### Extracted material
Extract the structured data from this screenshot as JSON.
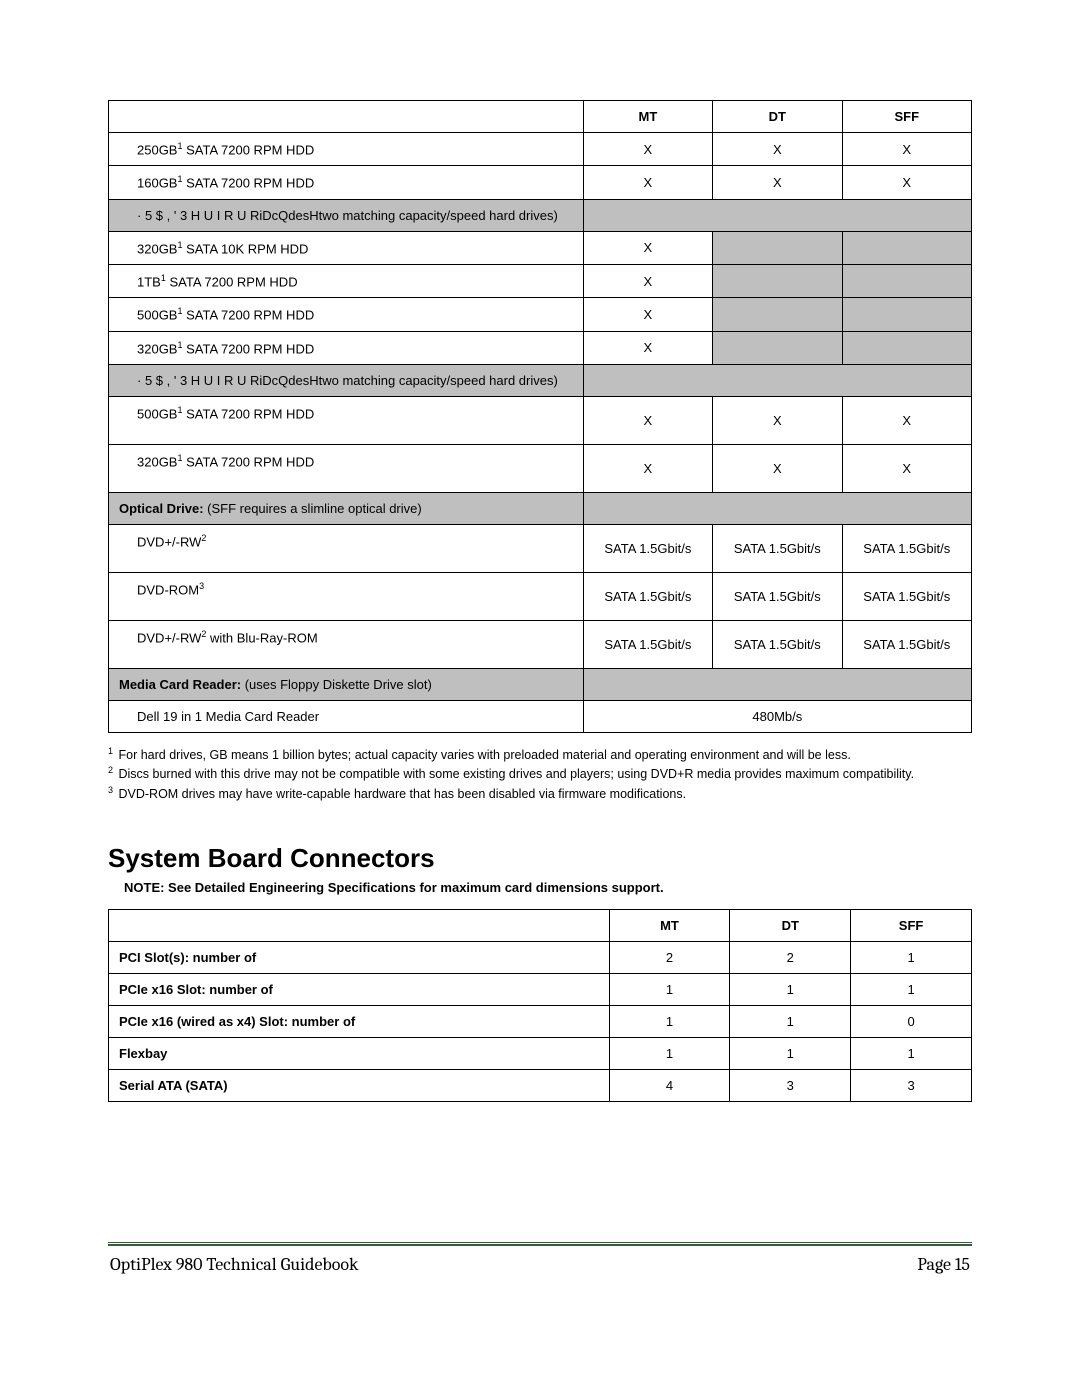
{
  "table1": {
    "headers": {
      "mt": "MT",
      "dt": "DT",
      "sff": "SFF"
    },
    "rows": [
      {
        "type": "data",
        "label_pre": "250GB",
        "sup": "1",
        "label_post": " SATA 7200 RPM HDD",
        "mt": "X",
        "dt": "X",
        "sff": "X"
      },
      {
        "type": "data",
        "label_pre": "160GB",
        "sup": "1",
        "label_post": " SATA 7200 RPM HDD",
        "mt": "X",
        "dt": "X",
        "sff": "X"
      },
      {
        "type": "section",
        "label": "· 5 $ , '   3 H U I R U RiDcQdesHtwo matching capacity/speed hard drives)"
      },
      {
        "type": "data-grey",
        "label_pre": "320GB",
        "sup": "1",
        "label_post": " SATA 10K RPM HDD",
        "mt": "X",
        "dt": "",
        "sff": ""
      },
      {
        "type": "data-grey",
        "label_pre": "1TB",
        "sup": "1",
        "label_post": " SATA 7200 RPM HDD",
        "mt": "X",
        "dt": "",
        "sff": ""
      },
      {
        "type": "data-grey",
        "label_pre": "500GB",
        "sup": "1",
        "label_post": " SATA 7200 RPM HDD",
        "mt": "X",
        "dt": "",
        "sff": ""
      },
      {
        "type": "data-grey",
        "label_pre": "320GB",
        "sup": "1",
        "label_post": " SATA 7200 RPM HDD",
        "mt": "X",
        "dt": "",
        "sff": ""
      },
      {
        "type": "section",
        "label": "· 5 $ , '   3 H U I R U RiDcQdesHtwo matching capacity/speed hard drives)"
      },
      {
        "type": "data-tall",
        "label_pre": "500GB",
        "sup": "1",
        "label_post": " SATA 7200 RPM HDD",
        "mt": "X",
        "dt": "X",
        "sff": "X"
      },
      {
        "type": "data-tall",
        "label_pre": "320GB",
        "sup": "1",
        "label_post": " SATA 7200 RPM HDD",
        "mt": "X",
        "dt": "X",
        "sff": "X"
      },
      {
        "type": "optical-header",
        "bold": "Optical Drive:",
        "rest": "   (SFF requires a slimline optical drive)"
      },
      {
        "type": "data-tall",
        "label_pre": "DVD+/-RW",
        "sup": "2",
        "label_post": "",
        "mt": "SATA 1.5Gbit/s",
        "dt": "SATA 1.5Gbit/s",
        "sff": "SATA 1.5Gbit/s"
      },
      {
        "type": "data-tall",
        "label_pre": "DVD-ROM",
        "sup": "3",
        "label_post": "",
        "mt": "SATA 1.5Gbit/s",
        "dt": "SATA 1.5Gbit/s",
        "sff": "SATA 1.5Gbit/s"
      },
      {
        "type": "data-tall",
        "label_pre": "DVD+/-RW",
        "sup": "2",
        "label_post": " with Blu-Ray-ROM",
        "mt": "SATA 1.5Gbit/s",
        "dt": "SATA 1.5Gbit/s",
        "sff": "SATA 1.5Gbit/s"
      },
      {
        "type": "optical-header",
        "bold": "Media Card Reader:",
        "rest": "   (uses Floppy Diskette Drive slot)"
      },
      {
        "type": "data-merged",
        "label_pre": "Dell 19 in 1 Media Card Reader",
        "sup": "",
        "label_post": "",
        "merged": "480Mb/s"
      }
    ]
  },
  "footnotes": {
    "f1": " For hard drives, GB means 1 billion bytes; actual capacity varies with preloaded material and operating environment and will be less.",
    "f2": " Discs burned with this drive may not be compatible with some existing drives and players; using DVD+R media provides maximum compatibility.",
    "f3": " DVD-ROM drives may have write-capable hardware that has been disabled via firmware modifications."
  },
  "section2": {
    "title": "System Board Connectors",
    "note": "NOTE: See Detailed Engineering Specifications for maximum card dimensions support.",
    "headers": {
      "mt": "MT",
      "dt": "DT",
      "sff": "SFF"
    },
    "rows": [
      {
        "label": "PCI Slot(s): number of",
        "mt": "2",
        "dt": "2",
        "sff": "1"
      },
      {
        "label": "PCIe x16 Slot: number of",
        "mt": "1",
        "dt": "1",
        "sff": "1"
      },
      {
        "label": "PCIe x16 (wired as x4) Slot: number of",
        "mt": "1",
        "dt": "1",
        "sff": "0"
      },
      {
        "label": "Flexbay",
        "mt": "1",
        "dt": "1",
        "sff": "1"
      },
      {
        "label": "Serial ATA (SATA)",
        "mt": "4",
        "dt": "3",
        "sff": "3"
      }
    ]
  },
  "footer": {
    "left": "OptiPlex 980 Technical Guidebook",
    "right": "Page 15"
  }
}
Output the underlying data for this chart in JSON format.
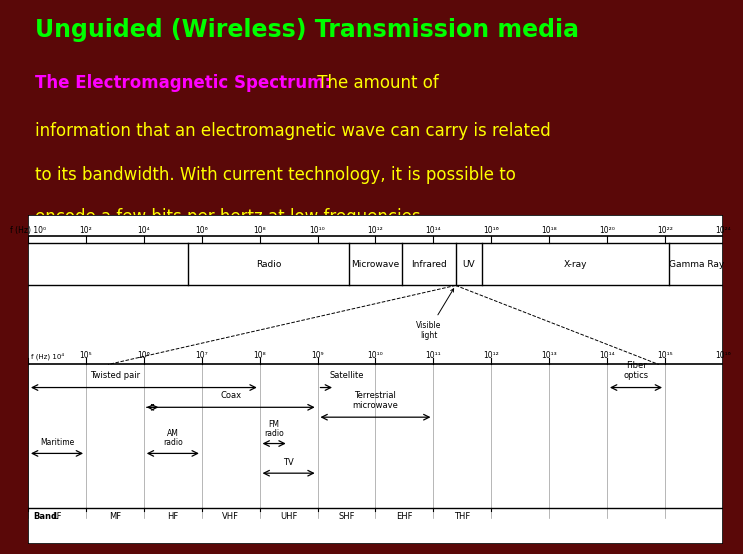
{
  "title": "Unguided (Wireless) Transmission media",
  "title_color": "#00ff00",
  "subtitle_bold": "The Electromagnetic Spectrum:",
  "subtitle_bold_color": "#ff00ff",
  "subtitle_rest_line1": " The amount of",
  "subtitle_line2": "information that an electromagnetic wave can carry is related",
  "subtitle_line3": "to its bandwidth. With current technology, it is possible to",
  "subtitle_line4": "encode a few bits per hertz at low frequencies",
  "subtitle_color": "#ffff00",
  "bg_color": "#5a0808",
  "diagram_bg": "#ffffff",
  "top_freq_labels": [
    "f (Hz) 10⁰",
    "10²",
    "10⁴",
    "10⁶",
    "10⁸",
    "10¹⁰",
    "10¹²",
    "10¹⁴",
    "10¹⁶",
    "10¹⁸",
    "10²⁰",
    "10²²",
    "10²⁴"
  ],
  "bot_freq_prefix": "f (Hz) 10⁴",
  "bot_freq_labels": [
    "10⁴",
    "10⁵",
    "10⁶",
    "10⁷",
    "10⁸",
    "10⁹",
    "10¹⁰",
    "10¹¹",
    "10¹²",
    "10¹³",
    "10¹⁴",
    "10¹⁵",
    "10¹⁶"
  ],
  "band_names": [
    "LF",
    "MF",
    "HF",
    "VHF",
    "UHF",
    "SHF",
    "EHF",
    "THF"
  ]
}
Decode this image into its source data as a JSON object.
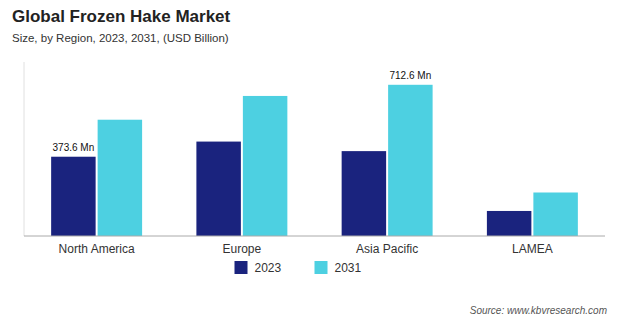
{
  "chart_data": {
    "type": "bar",
    "title": "Global Frozen Hake Market",
    "subtitle": "Size, by Region, 2023, 2031, (USD Billion)",
    "source": "Source: www.kbvresearch.com",
    "categories": [
      "North America",
      "Europe",
      "Asia Pacific",
      "LAMEA"
    ],
    "series": [
      {
        "name": "2023",
        "color": "#1a237e",
        "values": [
          373.6,
          445,
          400,
          118
        ],
        "value_labels": [
          "373.6 Mn",
          null,
          null,
          null
        ]
      },
      {
        "name": "2031",
        "color": "#4dd0e1",
        "values": [
          548,
          660,
          712.6,
          205
        ],
        "value_labels": [
          null,
          null,
          "712.6 Mn",
          null
        ]
      }
    ],
    "ylim": [
      0,
      820
    ],
    "grid": false,
    "legend": "bottom",
    "tick_labels": "x"
  }
}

### Task description
Keep the pictures out of the copy and return the rest of the data above exactly.

### Task response
Extract the structured data from this screenshot as JSON.
{
  "table1": {
    "headers": {
      "mt": "MT",
      "dt": "DT",
      "sff": "SFF"
    },
    "rows": [
      {
        "type": "data",
        "label_pre": "250GB",
        "sup": "1",
        "label_post": " SATA 7200 RPM HDD",
        "mt": "X",
        "dt": "X",
        "sff": "X"
      },
      {
        "type": "data",
        "label_pre": "160GB",
        "sup": "1",
        "label_post": " SATA 7200 RPM HDD",
        "mt": "X",
        "dt": "X",
        "sff": "X"
      },
      {
        "type": "section",
        "label": "· 5 $ , '   3 H U I R U RiDcQdesHtwo matching capacity/speed hard drives)"
      },
      {
        "type": "data-grey",
        "label_pre": "320GB",
        "sup": "1",
        "label_post": " SATA 10K RPM HDD",
        "mt": "X",
        "dt": "",
        "sff": ""
      },
      {
        "type": "data-grey",
        "label_pre": "1TB",
        "sup": "1",
        "label_post": " SATA 7200 RPM HDD",
        "mt": "X",
        "dt": "",
        "sff": ""
      },
      {
        "type": "data-grey",
        "label_pre": "500GB",
        "sup": "1",
        "label_post": " SATA 7200 RPM HDD",
        "mt": "X",
        "dt": "",
        "sff": ""
      },
      {
        "type": "data-grey",
        "label_pre": "320GB",
        "sup": "1",
        "label_post": " SATA 7200 RPM HDD",
        "mt": "X",
        "dt": "",
        "sff": ""
      },
      {
        "type": "section",
        "label": "· 5 $ , '   3 H U I R U RiDcQdesHtwo matching capacity/speed hard drives)"
      },
      {
        "type": "data-tall",
        "label_pre": "500GB",
        "sup": "1",
        "label_post": " SATA 7200 RPM HDD",
        "mt": "X",
        "dt": "X",
        "sff": "X"
      },
      {
        "type": "data-tall",
        "label_pre": "320GB",
        "sup": "1",
        "label_post": " SATA 7200 RPM HDD",
        "mt": "X",
        "dt": "X",
        "sff": "X"
      },
      {
        "type": "optical-header",
        "bold": "Optical Drive:",
        "rest": "   (SFF requires a slimline optical drive)"
      },
      {
        "type": "data-tall",
        "label_pre": "DVD+/-RW",
        "sup": "2",
        "label_post": "",
        "mt": "SATA 1.5Gbit/s",
        "dt": "SATA 1.5Gbit/s",
        "sff": "SATA 1.5Gbit/s"
      },
      {
        "type": "data-tall",
        "label_pre": "DVD-ROM",
        "sup": "3",
        "label_post": "",
        "mt": "SATA 1.5Gbit/s",
        "dt": "SATA 1.5Gbit/s",
        "sff": "SATA 1.5Gbit/s"
      },
      {
        "type": "data-tall",
        "label_pre": "DVD+/-RW",
        "sup": "2",
        "label_post": " with Blu-Ray-ROM",
        "mt": "SATA 1.5Gbit/s",
        "dt": "SATA 1.5Gbit/s",
        "sff": "SATA 1.5Gbit/s"
      },
      {
        "type": "optical-header",
        "bold": "Media Card Reader:",
        "rest": "   (uses Floppy Diskette Drive slot)"
      },
      {
        "type": "data-merged",
        "label_pre": "Dell 19 in 1 Media Card Reader",
        "sup": "",
        "label_post": "",
        "merged": "480Mb/s"
      }
    ]
  },
  "footnotes": {
    "f1": " For hard drives, GB means 1 billion bytes; actual capacity varies with preloaded material and operating environment and will be less.",
    "f2": " Discs burned with this drive may not be compatible with some existing drives and players; using DVD+R media provides maximum compatibility.",
    "f3": " DVD-ROM drives may have write-capable hardware that has been disabled via firmware modifications."
  },
  "section2": {
    "title": "System Board Connectors",
    "note": "NOTE: See Detailed Engineering Specifications for maximum card dimensions support.",
    "headers": {
      "mt": "MT",
      "dt": "DT",
      "sff": "SFF"
    },
    "rows": [
      {
        "label": "PCI Slot(s): number of",
        "mt": "2",
        "dt": "2",
        "sff": "1"
      },
      {
        "label": "PCIe x16 Slot: number of",
        "mt": "1",
        "dt": "1",
        "sff": "1"
      },
      {
        "label": "PCIe x16 (wired as x4) Slot: number of",
        "mt": "1",
        "dt": "1",
        "sff": "0"
      },
      {
        "label": "Flexbay",
        "mt": "1",
        "dt": "1",
        "sff": "1"
      },
      {
        "label": "Serial ATA (SATA)",
        "mt": "4",
        "dt": "3",
        "sff": "3"
      }
    ]
  },
  "footer": {
    "left": "OptiPlex 980 Technical Guidebook",
    "right": "Page 15"
  }
}
Output the underlying data for this chart in JSON format.
{
  "title": "Unguided (Wireless) Transmission media",
  "title_color": "#00ff00",
  "subtitle_bold": "The Electromagnetic Spectrum:",
  "subtitle_bold_color": "#ff00ff",
  "subtitle_rest_line1": " The amount of",
  "subtitle_line2": "information that an electromagnetic wave can carry is related",
  "subtitle_line3": "to its bandwidth. With current technology, it is possible to",
  "subtitle_line4": "encode a few bits per hertz at low frequencies",
  "subtitle_color": "#ffff00",
  "bg_color": "#5a0808",
  "diagram_bg": "#ffffff",
  "top_freq_labels": [
    "f (Hz) 10⁰",
    "10²",
    "10⁴",
    "10⁶",
    "10⁸",
    "10¹⁰",
    "10¹²",
    "10¹⁴",
    "10¹⁶",
    "10¹⁸",
    "10²⁰",
    "10²²",
    "10²⁴"
  ],
  "bot_freq_prefix": "f (Hz) 10⁴",
  "bot_freq_labels": [
    "10⁴",
    "10⁵",
    "10⁶",
    "10⁷",
    "10⁸",
    "10⁹",
    "10¹⁰",
    "10¹¹",
    "10¹²",
    "10¹³",
    "10¹⁴",
    "10¹⁵",
    "10¹⁶"
  ],
  "band_names": [
    "LF",
    "MF",
    "HF",
    "VHF",
    "UHF",
    "SHF",
    "EHF",
    "THF"
  ]
}
Decode this image into its source data as a JSON object.
{
  "chart_data": {
    "type": "bar",
    "title": "Global Frozen Hake Market",
    "subtitle": "Size, by Region, 2023, 2031, (USD Billion)",
    "source": "Source: www.kbvresearch.com",
    "categories": [
      "North America",
      "Europe",
      "Asia Pacific",
      "LAMEA"
    ],
    "series": [
      {
        "name": "2023",
        "color": "#1a237e",
        "values": [
          373.6,
          445,
          400,
          118
        ],
        "value_labels": [
          "373.6 Mn",
          null,
          null,
          null
        ]
      },
      {
        "name": "2031",
        "color": "#4dd0e1",
        "values": [
          548,
          660,
          712.6,
          205
        ],
        "value_labels": [
          null,
          null,
          "712.6 Mn",
          null
        ]
      }
    ],
    "ylim": [
      0,
      820
    ],
    "grid": false,
    "legend": "bottom",
    "tick_labels": "x"
  }
}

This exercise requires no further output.